▶ [Records for the exercise]:

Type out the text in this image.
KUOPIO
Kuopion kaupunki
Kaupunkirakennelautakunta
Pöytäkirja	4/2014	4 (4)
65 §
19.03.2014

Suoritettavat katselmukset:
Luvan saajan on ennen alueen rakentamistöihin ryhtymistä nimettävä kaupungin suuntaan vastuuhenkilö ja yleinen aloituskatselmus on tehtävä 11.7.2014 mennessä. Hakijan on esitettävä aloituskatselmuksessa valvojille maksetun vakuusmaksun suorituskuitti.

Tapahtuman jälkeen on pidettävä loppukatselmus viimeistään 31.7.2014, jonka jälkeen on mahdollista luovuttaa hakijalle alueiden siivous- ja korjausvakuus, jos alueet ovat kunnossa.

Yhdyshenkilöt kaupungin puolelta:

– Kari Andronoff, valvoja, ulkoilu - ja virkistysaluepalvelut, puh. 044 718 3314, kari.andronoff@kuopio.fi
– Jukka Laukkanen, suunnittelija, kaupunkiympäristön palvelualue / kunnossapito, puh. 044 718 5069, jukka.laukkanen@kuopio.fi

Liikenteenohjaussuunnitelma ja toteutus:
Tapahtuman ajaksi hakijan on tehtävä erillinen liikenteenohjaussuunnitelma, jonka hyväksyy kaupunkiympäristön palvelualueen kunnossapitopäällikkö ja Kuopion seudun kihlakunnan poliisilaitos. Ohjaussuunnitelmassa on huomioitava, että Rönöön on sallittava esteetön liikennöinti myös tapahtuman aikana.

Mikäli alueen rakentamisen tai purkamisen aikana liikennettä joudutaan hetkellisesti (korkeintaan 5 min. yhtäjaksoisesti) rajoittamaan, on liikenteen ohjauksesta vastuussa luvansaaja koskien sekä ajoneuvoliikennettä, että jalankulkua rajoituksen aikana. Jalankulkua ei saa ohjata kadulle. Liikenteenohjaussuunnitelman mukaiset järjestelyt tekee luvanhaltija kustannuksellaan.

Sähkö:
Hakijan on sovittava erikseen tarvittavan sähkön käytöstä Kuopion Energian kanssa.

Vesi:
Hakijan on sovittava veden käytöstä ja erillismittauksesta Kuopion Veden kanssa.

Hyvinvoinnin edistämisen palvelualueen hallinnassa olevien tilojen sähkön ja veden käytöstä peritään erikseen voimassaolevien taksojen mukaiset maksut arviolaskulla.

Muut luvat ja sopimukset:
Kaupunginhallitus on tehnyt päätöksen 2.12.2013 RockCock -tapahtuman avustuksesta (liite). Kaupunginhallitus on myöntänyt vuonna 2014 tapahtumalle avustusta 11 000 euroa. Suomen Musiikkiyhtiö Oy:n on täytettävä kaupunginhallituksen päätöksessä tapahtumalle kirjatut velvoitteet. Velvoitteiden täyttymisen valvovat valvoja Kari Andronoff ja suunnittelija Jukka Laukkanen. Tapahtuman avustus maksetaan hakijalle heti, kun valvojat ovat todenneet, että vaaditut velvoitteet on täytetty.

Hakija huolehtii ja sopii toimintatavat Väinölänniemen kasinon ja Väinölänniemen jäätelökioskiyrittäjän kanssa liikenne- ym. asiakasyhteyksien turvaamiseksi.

▶ [Stated task]: Restate each entry exactly, skipping none.

▶ [Full output]:
Type out the text in this image.
KUOPIO
Kuopion kaupunki
Kaupunkirakennelautakunta
Pöytäkirja	4/2014	4 (4)
65 §
19.03.2014

Suoritettavat katselmukset:
Luvan saajan on ennen alueen rakentamistöihin ryhtymistä nimettävä kaupungin suuntaan vastuuhenkilö ja yleinen aloituskatselmus on tehtävä 11.7.2014 mennessä. Hakijan on esitettävä aloituskatselmuksessa valvojille maksetun vakuusmaksun suorituskuitti.

Tapahtuman jälkeen on pidettävä loppukatselmus viimeistään 31.7.2014, jonka jälkeen on mahdollista luovuttaa hakijalle alueiden siivous- ja korjausvakuus, jos alueet ovat kunnossa.

Yhdyshenkilöt kaupungin puolelta:

– Kari Andronoff, valvoja, ulkoilu - ja virkistysaluepalvelut, puh. 044 718 3314, kari.andronoff@kuopio.fi
– Jukka Laukkanen, suunnittelija, kaupunkiympäristön palvelualue / kunnossapito, puh. 044 718 5069, jukka.laukkanen@kuopio.fi

Liikenteenohjaussuunnitelma ja toteutus:
Tapahtuman ajaksi hakijan on tehtävä erillinen liikenteenohjaussuunnitelma, jonka hyväksyy kaupunkiympäristön palvelualueen kunnossapitopäällikkö ja Kuopion seudun kihlakunnan poliisilaitos. Ohjaussuunnitelmassa on huomioitava, että Rönöön on sallittava esteetön liikennöinti myös tapahtuman aikana.

Mikäli alueen rakentamisen tai purkamisen aikana liikennettä joudutaan hetkellisesti (korkeintaan 5 min. yhtäjaksoisesti) rajoittamaan, on liikenteen ohjauksesta vastuussa luvansaaja koskien sekä ajoneuvoliikennettä, että jalankulkua rajoituksen aikana. Jalankulkua ei saa ohjata kadulle. Liikenteenohjaussuunnitelman mukaiset järjestelyt tekee luvanhaltija kustannuksellaan.

Sähkö:
Hakijan on sovittava erikseen tarvittavan sähkön käytöstä Kuopion Energian kanssa.

Vesi:
Hakijan on sovittava veden käytöstä ja erillismittauksesta Kuopion Veden kanssa.

Hyvinvoinnin edistämisen palvelualueen hallinnassa olevien tilojen sähkön ja veden käytöstä peritään erikseen voimassaolevien taksojen mukaiset maksut arviolaskulla.

Muut luvat ja sopimukset:
Kaupunginhallitus on tehnyt päätöksen 2.12.2013 RockCock -tapahtuman avustuksesta (liite). Kaupunginhallitus on myöntänyt vuonna 2014 tapahtumalle avustusta 11 000 euroa. Suomen Musiikkiyhtiö Oy:n on täytettävä kaupunginhallituksen päätöksessä tapahtumalle kirjatut velvoitteet. Velvoitteiden täyttymisen valvovat valvoja Kari Andronoff ja suunnittelija Jukka Laukkanen. Tapahtuman avustus maksetaan hakijalle heti, kun valvojat ovat todenneet, että vaaditut velvoitteet on täytetty.

Hakija huolehtii ja sopii toimintatavat Väinölänniemen kasinon ja Väinölänniemen jäätelökioskiyrittäjän kanssa liikenne- ym. asiakasyhteyksien turvaamiseksi.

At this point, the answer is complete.